-- Start Provided records --

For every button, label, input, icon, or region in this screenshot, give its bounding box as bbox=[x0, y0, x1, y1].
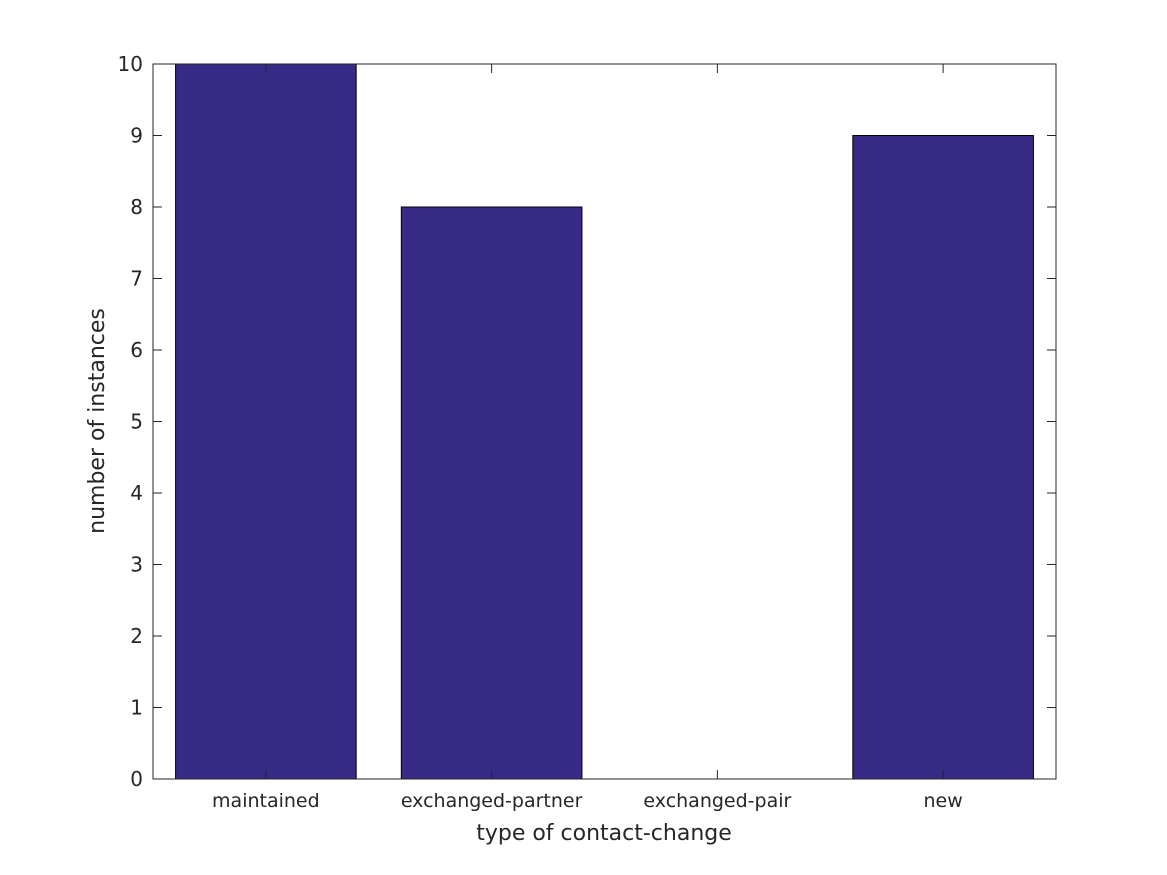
x-tick-label: maintained bbox=[212, 790, 320, 812]
y-tick-label: 0 bbox=[130, 767, 143, 791]
bar-maintained bbox=[175, 63, 357, 780]
y-tick-label: 6 bbox=[130, 338, 143, 362]
bars-group bbox=[175, 63, 1034, 780]
y-tick-label: 2 bbox=[130, 624, 143, 648]
y-axis-label: number of instances bbox=[85, 308, 110, 534]
y-tick-label: 5 bbox=[130, 410, 143, 434]
y-tick-label: 8 bbox=[130, 195, 143, 219]
ticks-group bbox=[153, 63, 1056, 780]
x-tick-label: exchanged-pair bbox=[643, 790, 791, 812]
y-tick-label: 9 bbox=[130, 124, 143, 148]
y-tick-label: 7 bbox=[130, 267, 143, 291]
y-tick-label: 3 bbox=[130, 553, 143, 577]
x-axis-label: type of contact-change bbox=[476, 821, 732, 846]
labels-group: maintained exchanged-partner exchanged-pai… bbox=[118, 52, 963, 812]
y-tick-label: 1 bbox=[130, 696, 143, 720]
x-tick-label: new bbox=[923, 790, 962, 812]
bar-exchanged-partner bbox=[400, 206, 583, 780]
y-tick-label: 10 bbox=[118, 52, 143, 76]
y-tick-label: 4 bbox=[130, 481, 143, 505]
bar-new bbox=[852, 135, 1034, 780]
x-tick-label: exchanged-partner bbox=[401, 790, 583, 812]
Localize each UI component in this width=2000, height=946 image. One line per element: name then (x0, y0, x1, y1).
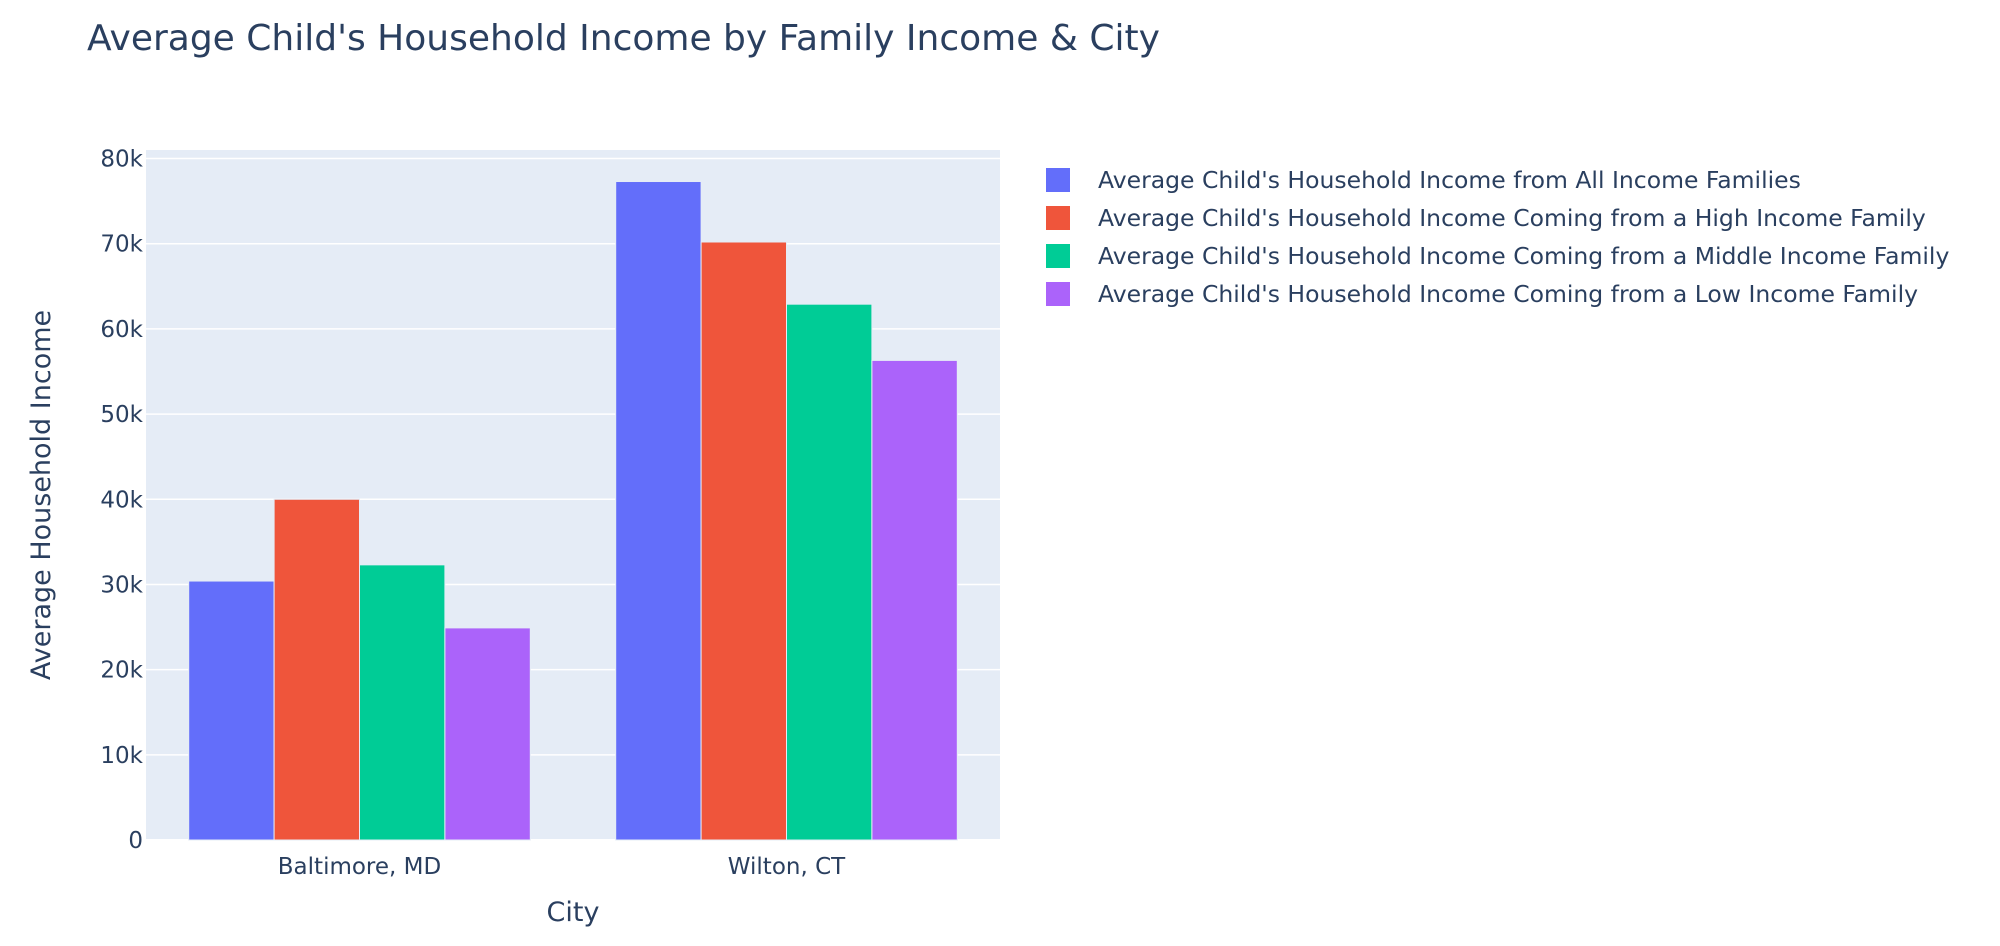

-- End Provided records --

• Short problem: Rewrite every line of the rows above as a numbered list, skipping blank lines and leaving out the pictures.

• Finished task:
1. For every button, label, input, icon, or region in this screenshot, give its bounding box as bbox=[x0, y0, x1, y1].
2. x-tick-label: maintained bbox=[212, 790, 320, 812]
3. y-tick-label: 0 bbox=[130, 767, 143, 791]
4. bar-maintained bbox=[175, 63, 357, 780]
5. y-tick-label: 6 bbox=[130, 338, 143, 362]
6. bars-group bbox=[175, 63, 1034, 780]
7. y-tick-label: 2 bbox=[130, 624, 143, 648]
8. y-axis-label: number of instances bbox=[85, 308, 110, 534]
9. y-tick-label: 5 bbox=[130, 410, 143, 434]
10. y-tick-label: 8 bbox=[130, 195, 143, 219]
11. ticks-group bbox=[153, 63, 1056, 780]
12. x-tick-label: exchanged-pair bbox=[643, 790, 791, 812]
13. y-tick-label: 9 bbox=[130, 124, 143, 148]
14. y-tick-label: 7 bbox=[130, 267, 143, 291]
15. y-tick-label: 3 bbox=[130, 553, 143, 577]
16. x-axis-label: type of contact-change bbox=[476, 821, 732, 846]
17. labels-group: maintained exchanged-partner exchanged-pai… bbox=[118, 52, 963, 812]
18. y-tick-label: 1 bbox=[130, 696, 143, 720]
19. x-tick-label: new bbox=[923, 790, 962, 812]
20. bar-exchanged-partner bbox=[400, 206, 583, 780]
21. y-tick-label: 10 bbox=[118, 52, 143, 76]
22. y-tick-label: 4 bbox=[130, 481, 143, 505]
23. bar-new bbox=[852, 135, 1034, 780]
24. x-tick-label: exchanged-partner bbox=[401, 790, 583, 812]
25. Localize each UI component in this width=2000, height=946 image. One line per element: name then (x0, y0, x1, y1).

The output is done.